** Begin GIVEN INFORMATION **

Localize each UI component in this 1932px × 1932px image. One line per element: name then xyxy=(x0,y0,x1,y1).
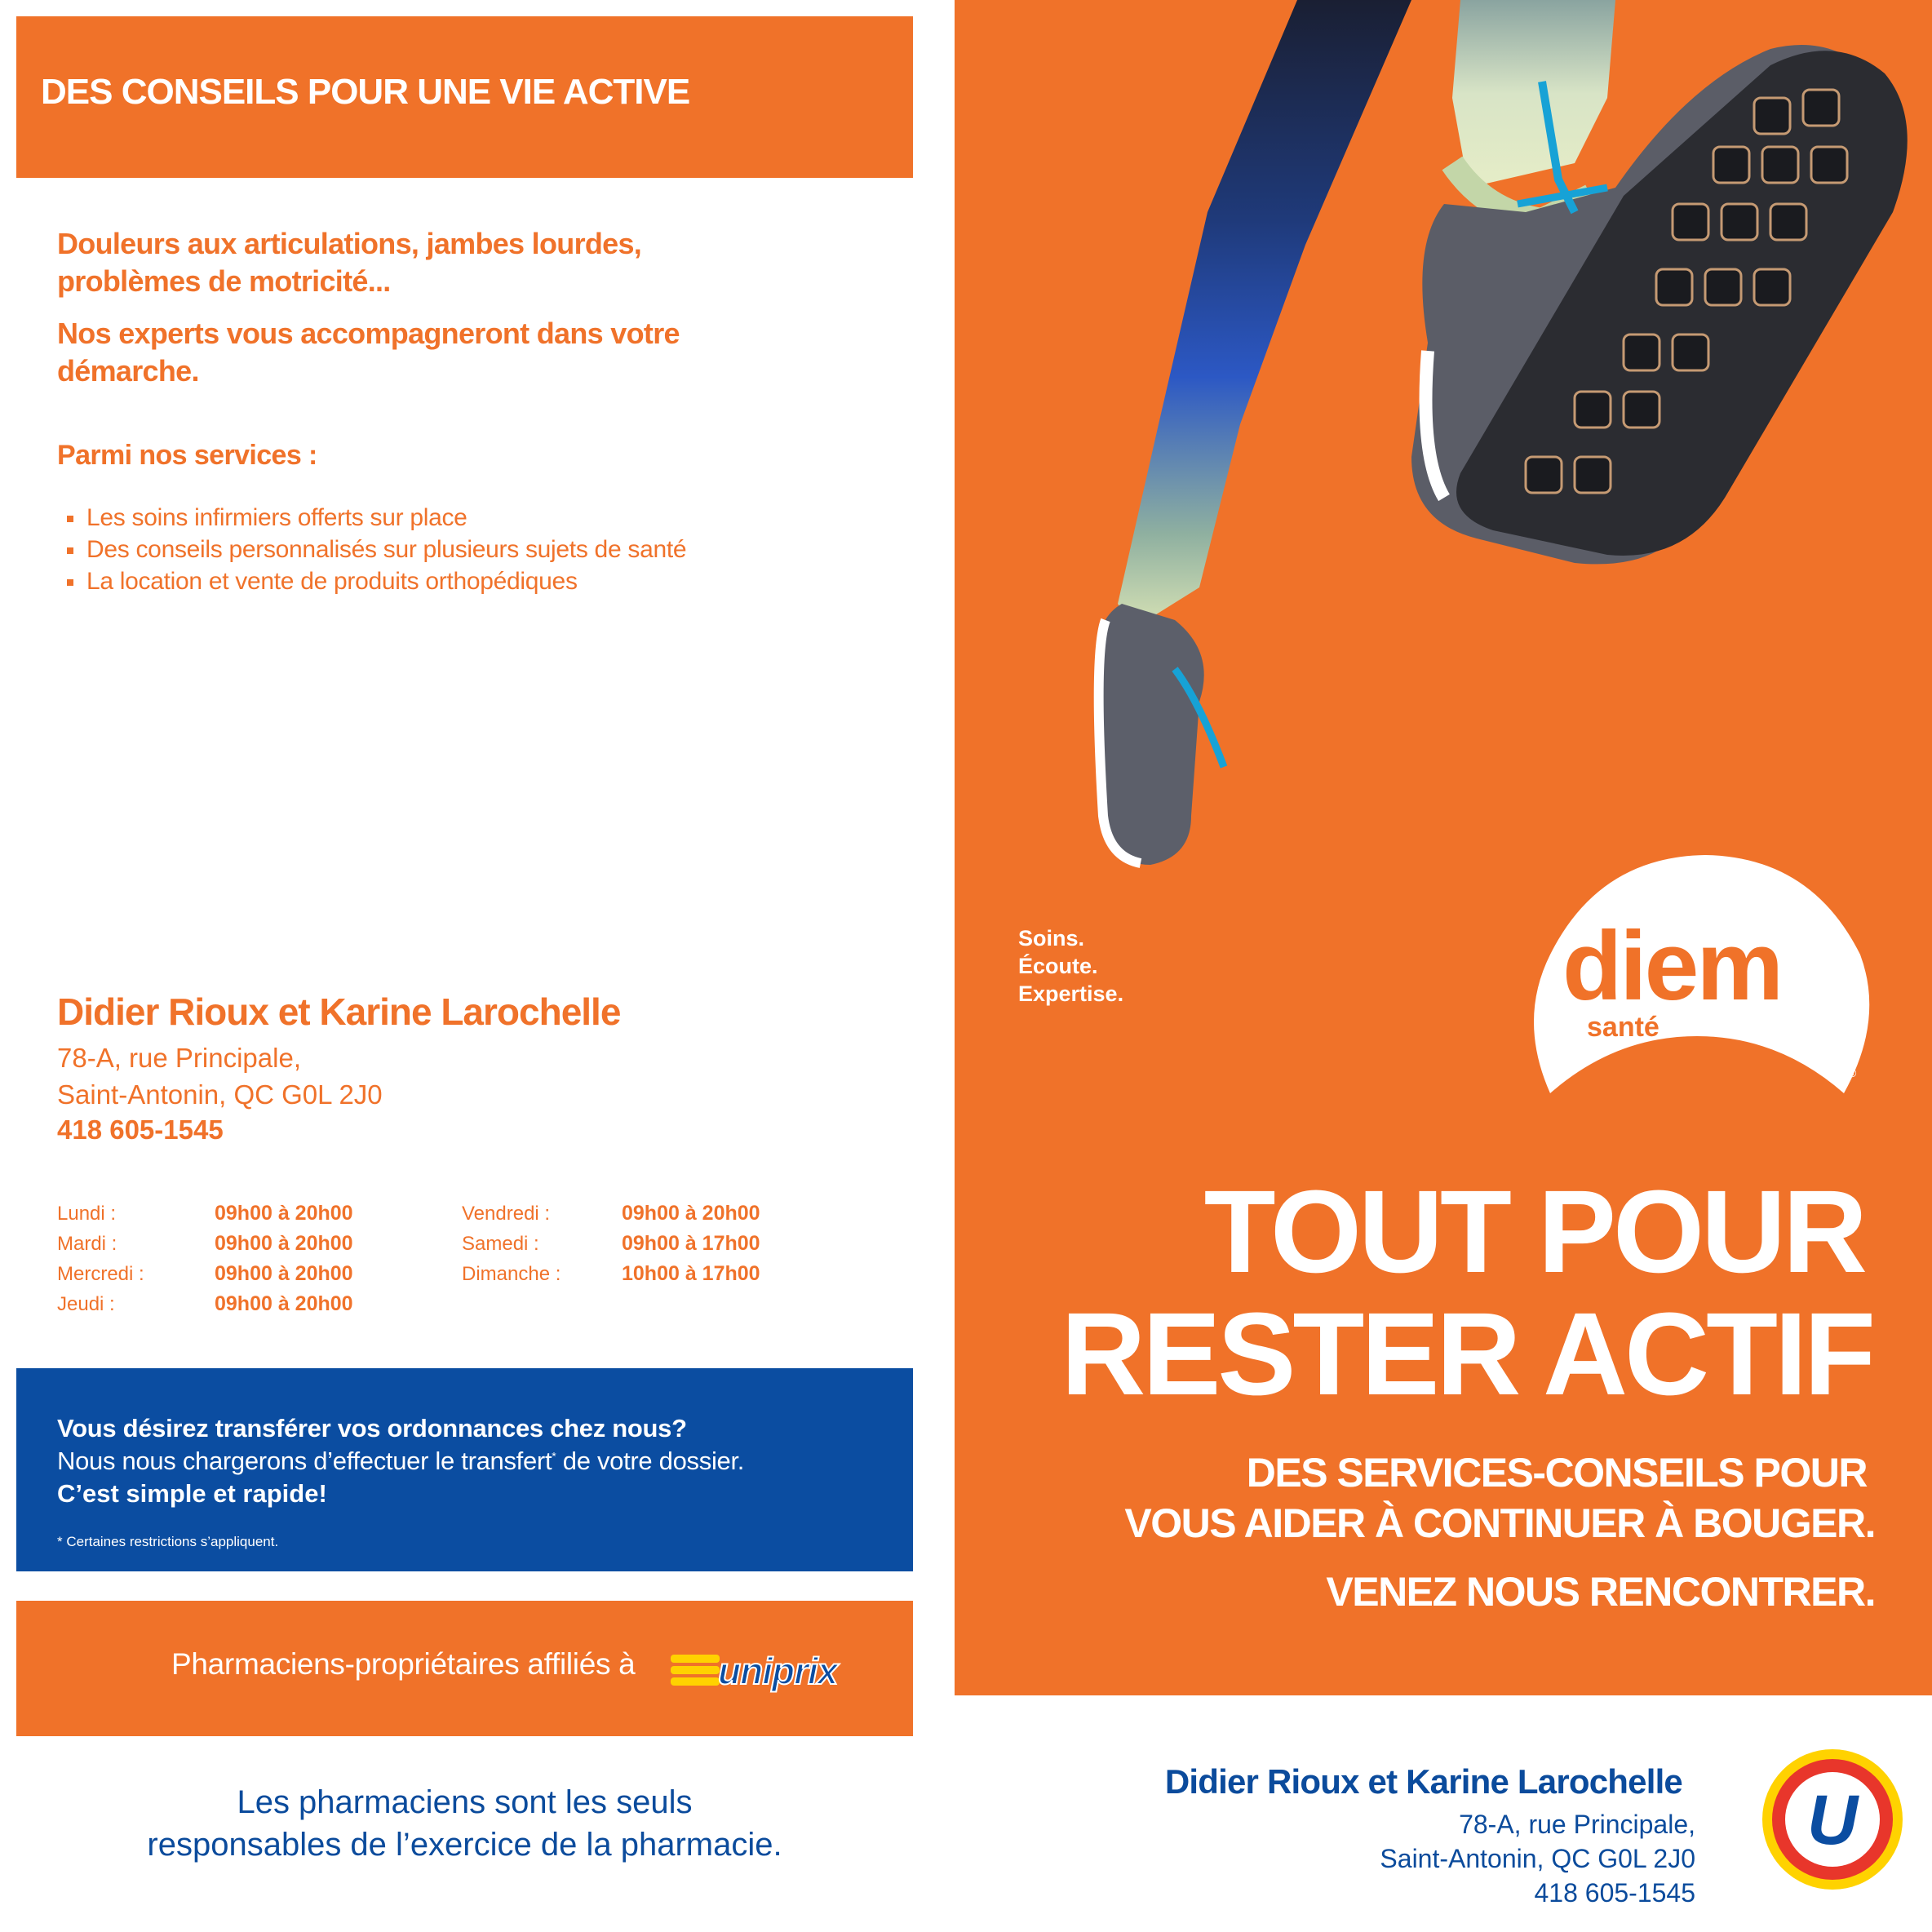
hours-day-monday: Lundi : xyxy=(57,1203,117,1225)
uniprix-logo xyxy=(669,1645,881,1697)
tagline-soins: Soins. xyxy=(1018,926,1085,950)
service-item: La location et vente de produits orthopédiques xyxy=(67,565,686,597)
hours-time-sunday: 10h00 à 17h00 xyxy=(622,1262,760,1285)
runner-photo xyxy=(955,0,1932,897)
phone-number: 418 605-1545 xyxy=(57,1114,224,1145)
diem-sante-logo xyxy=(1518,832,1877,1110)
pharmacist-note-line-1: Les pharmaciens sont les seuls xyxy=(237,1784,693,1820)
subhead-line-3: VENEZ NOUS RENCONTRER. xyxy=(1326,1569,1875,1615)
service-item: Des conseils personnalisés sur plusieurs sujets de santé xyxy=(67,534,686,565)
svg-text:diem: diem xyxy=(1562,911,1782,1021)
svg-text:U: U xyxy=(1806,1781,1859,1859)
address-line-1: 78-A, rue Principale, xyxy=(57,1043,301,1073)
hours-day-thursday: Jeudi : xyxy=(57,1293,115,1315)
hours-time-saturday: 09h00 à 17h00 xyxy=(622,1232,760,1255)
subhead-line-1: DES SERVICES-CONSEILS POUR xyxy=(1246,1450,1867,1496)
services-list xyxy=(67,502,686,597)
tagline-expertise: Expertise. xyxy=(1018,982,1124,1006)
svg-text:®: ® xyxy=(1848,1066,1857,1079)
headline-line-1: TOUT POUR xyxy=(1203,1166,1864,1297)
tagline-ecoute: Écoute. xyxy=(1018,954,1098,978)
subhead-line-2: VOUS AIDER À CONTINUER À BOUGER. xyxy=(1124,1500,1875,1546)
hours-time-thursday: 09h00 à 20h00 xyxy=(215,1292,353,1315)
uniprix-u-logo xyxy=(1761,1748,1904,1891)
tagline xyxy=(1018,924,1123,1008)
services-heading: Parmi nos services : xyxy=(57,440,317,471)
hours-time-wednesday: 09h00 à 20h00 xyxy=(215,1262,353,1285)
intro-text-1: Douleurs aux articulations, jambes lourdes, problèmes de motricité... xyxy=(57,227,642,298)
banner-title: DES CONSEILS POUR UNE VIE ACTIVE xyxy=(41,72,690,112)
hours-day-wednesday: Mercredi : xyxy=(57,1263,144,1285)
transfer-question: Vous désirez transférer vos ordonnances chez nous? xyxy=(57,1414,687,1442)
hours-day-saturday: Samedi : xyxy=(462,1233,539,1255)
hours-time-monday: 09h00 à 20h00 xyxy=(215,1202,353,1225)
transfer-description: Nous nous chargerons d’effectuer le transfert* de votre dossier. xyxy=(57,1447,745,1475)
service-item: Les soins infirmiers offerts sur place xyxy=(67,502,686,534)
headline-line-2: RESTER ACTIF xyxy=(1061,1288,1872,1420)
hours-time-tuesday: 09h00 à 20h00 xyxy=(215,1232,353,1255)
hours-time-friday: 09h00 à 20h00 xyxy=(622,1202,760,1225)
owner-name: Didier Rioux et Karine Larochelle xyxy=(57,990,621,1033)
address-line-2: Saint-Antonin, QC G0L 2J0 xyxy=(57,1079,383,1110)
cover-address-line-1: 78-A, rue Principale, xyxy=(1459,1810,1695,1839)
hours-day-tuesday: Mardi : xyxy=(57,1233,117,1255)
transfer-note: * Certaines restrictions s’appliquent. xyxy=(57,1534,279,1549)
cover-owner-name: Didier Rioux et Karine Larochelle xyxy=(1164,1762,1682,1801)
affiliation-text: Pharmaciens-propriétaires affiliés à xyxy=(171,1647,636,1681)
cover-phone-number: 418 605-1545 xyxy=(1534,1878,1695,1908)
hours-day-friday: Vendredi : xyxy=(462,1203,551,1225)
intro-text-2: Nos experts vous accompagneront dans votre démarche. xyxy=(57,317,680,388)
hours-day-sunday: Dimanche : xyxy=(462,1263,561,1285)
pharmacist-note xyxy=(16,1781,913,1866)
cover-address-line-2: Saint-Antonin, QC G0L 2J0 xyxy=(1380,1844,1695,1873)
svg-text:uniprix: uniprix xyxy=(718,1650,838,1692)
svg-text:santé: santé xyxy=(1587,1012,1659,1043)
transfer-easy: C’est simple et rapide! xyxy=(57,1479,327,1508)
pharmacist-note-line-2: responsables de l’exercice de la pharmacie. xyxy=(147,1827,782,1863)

** End GIVEN INFORMATION **
** Begin GIVEN INFORMATION **

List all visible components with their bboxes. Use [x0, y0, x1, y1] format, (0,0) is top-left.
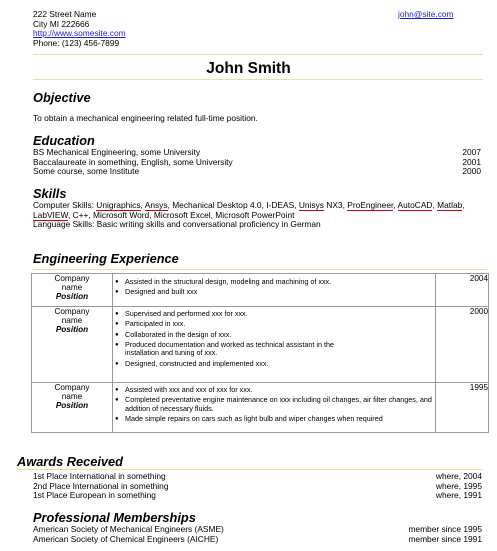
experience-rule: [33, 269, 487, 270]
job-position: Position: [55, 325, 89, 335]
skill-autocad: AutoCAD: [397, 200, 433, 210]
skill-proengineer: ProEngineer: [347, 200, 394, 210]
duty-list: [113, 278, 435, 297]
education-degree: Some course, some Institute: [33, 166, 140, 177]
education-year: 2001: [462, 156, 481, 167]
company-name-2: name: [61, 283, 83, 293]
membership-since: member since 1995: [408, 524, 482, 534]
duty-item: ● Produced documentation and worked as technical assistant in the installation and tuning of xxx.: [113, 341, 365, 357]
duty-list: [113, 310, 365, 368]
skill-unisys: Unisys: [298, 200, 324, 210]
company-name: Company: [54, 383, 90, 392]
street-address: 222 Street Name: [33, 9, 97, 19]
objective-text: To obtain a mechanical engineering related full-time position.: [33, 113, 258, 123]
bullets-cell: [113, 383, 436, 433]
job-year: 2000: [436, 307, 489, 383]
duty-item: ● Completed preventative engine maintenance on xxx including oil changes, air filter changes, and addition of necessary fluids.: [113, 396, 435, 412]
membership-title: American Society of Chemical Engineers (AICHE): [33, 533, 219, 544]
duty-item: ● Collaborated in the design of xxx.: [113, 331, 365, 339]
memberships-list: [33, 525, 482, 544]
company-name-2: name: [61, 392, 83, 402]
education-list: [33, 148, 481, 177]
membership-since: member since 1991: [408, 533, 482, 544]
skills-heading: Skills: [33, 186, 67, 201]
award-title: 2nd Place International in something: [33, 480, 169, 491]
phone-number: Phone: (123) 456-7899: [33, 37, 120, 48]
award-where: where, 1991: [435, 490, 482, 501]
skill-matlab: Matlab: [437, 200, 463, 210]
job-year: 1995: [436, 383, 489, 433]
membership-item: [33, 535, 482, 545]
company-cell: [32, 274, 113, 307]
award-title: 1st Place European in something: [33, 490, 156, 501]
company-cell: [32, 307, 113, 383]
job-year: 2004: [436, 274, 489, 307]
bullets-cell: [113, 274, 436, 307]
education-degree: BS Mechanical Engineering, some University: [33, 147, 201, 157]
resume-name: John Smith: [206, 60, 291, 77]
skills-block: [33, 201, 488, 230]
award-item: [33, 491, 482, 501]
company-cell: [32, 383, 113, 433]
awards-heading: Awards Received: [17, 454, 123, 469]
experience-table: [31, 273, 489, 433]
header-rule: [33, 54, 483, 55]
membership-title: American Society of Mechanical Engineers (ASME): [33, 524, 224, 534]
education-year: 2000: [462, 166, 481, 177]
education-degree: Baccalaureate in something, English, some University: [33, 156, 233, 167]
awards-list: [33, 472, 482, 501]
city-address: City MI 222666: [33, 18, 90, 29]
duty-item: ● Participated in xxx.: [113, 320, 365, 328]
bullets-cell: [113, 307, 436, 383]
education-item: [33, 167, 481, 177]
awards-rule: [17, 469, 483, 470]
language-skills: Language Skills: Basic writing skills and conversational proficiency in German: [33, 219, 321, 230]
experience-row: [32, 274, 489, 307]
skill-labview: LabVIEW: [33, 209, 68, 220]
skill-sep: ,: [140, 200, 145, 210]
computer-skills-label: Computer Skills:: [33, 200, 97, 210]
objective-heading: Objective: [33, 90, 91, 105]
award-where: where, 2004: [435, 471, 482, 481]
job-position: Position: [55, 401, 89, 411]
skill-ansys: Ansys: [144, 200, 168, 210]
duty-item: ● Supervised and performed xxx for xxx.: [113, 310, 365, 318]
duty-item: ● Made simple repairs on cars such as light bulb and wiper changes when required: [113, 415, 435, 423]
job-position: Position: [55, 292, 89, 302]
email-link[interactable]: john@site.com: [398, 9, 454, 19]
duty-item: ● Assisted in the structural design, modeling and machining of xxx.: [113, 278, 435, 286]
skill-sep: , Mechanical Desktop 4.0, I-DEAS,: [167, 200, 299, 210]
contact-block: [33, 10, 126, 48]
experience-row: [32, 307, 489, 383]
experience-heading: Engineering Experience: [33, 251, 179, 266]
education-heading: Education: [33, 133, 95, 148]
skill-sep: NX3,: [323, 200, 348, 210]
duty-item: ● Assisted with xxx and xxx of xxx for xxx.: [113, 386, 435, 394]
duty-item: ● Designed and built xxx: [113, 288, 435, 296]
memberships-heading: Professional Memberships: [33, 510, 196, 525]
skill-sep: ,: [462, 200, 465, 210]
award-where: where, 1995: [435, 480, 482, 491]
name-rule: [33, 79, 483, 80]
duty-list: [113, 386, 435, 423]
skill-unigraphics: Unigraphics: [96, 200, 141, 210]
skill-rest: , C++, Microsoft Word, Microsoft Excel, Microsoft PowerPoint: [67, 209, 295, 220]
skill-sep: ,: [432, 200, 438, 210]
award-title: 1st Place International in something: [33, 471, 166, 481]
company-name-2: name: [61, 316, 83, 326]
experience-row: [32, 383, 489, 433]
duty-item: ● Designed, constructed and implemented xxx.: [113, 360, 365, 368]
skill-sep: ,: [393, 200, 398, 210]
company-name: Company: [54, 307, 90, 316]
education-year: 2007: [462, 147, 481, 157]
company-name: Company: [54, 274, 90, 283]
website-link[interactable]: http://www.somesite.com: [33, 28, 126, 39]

** End GIVEN INFORMATION **

# TASK DETAILS
Give the entries from the line containing "experience-rule: [33, 269, 487, 270]" through the line containing "company-cell: [32, 307, 113, 383]" as a Markdown table with the columns Row and Entry line, numbering each row and leaving out blank lines.

# SOLUTION
| Row | Entry line |
|---|---|
| 1 | experience-rule: [33, 269, 487, 270] |
| 2 | job-position: Position: [55, 325, 89, 335] |
| 3 | skill-autocad: AutoCAD: [397, 200, 433, 210] |
| 4 | skill-proengineer: ProEngineer: [347, 200, 394, 210] |
| 5 | duty-list: [113, 278, 435, 297] |
| 6 | education-degree: Some course, some Institute: [33, 166, 140, 177] |
| 7 | education-year: 2001: [462, 156, 481, 167] |
| 8 | company-name-2: name: [61, 283, 83, 293] |
| 9 | membership-since: member since 1995: [408, 524, 482, 534] |
| 10 | duty-item: ● Produced documentation and worked as technical assistant in the installation and tuning of xxx.: [113, 341, 365, 357] |
| 11 | duty-list: [113, 310, 365, 368] |
| 12 | skill-unisys: Unisys: [298, 200, 324, 210] |
| 13 | company-name: Company: [54, 383, 90, 392] |
| 14 | street-address: 222 Street Name: [33, 9, 97, 19] |
| 15 | objective-text: To obtain a mechanical engineering related full-time position.: [33, 113, 258, 123] |
| 16 | bullets-cell: [113, 383, 436, 433] |
| 17 | job-year: 2000: [436, 307, 489, 383] |
| 18 | duty-item: ● Completed preventative engine maintenance on xxx including oil changes, air filter changes, and addition of necessary fluids.: [113, 396, 435, 412] |
| 19 | membership-title: American Society of Chemical Engineers (AICHE): [33, 533, 219, 544] |
| 20 | duty-item: ● Collaborated in the design of xxx.: [113, 331, 365, 339] |
| 21 | memberships-list: [33, 525, 482, 544] |
| 22 | company-name-2: name: [61, 392, 83, 402] |
| 23 | education-list: [33, 148, 481, 177] |
| 24 | membership-since: member since 1991: [408, 533, 482, 544] |
| 25 | skills-heading: Skills: [33, 186, 67, 201] |
| 26 | award-title: 2nd Place International in something: [33, 480, 169, 491] |
| 27 | phone-number: Phone: (123) 456-7899: [33, 37, 120, 48] |
| 28 | award-where: where, 1991: [435, 490, 482, 501] |
| 29 | skill-matlab: Matlab: [437, 200, 463, 210] |
| 30 | job-year: 1995: [436, 383, 489, 433] |
| 31 | membership-item: [33, 535, 482, 545] |
| 32 | company-cell: [32, 274, 113, 307] |
| 33 | award-title: 1st Place European in something: [33, 490, 156, 501] |
| 34 | company-cell: [32, 307, 113, 383] |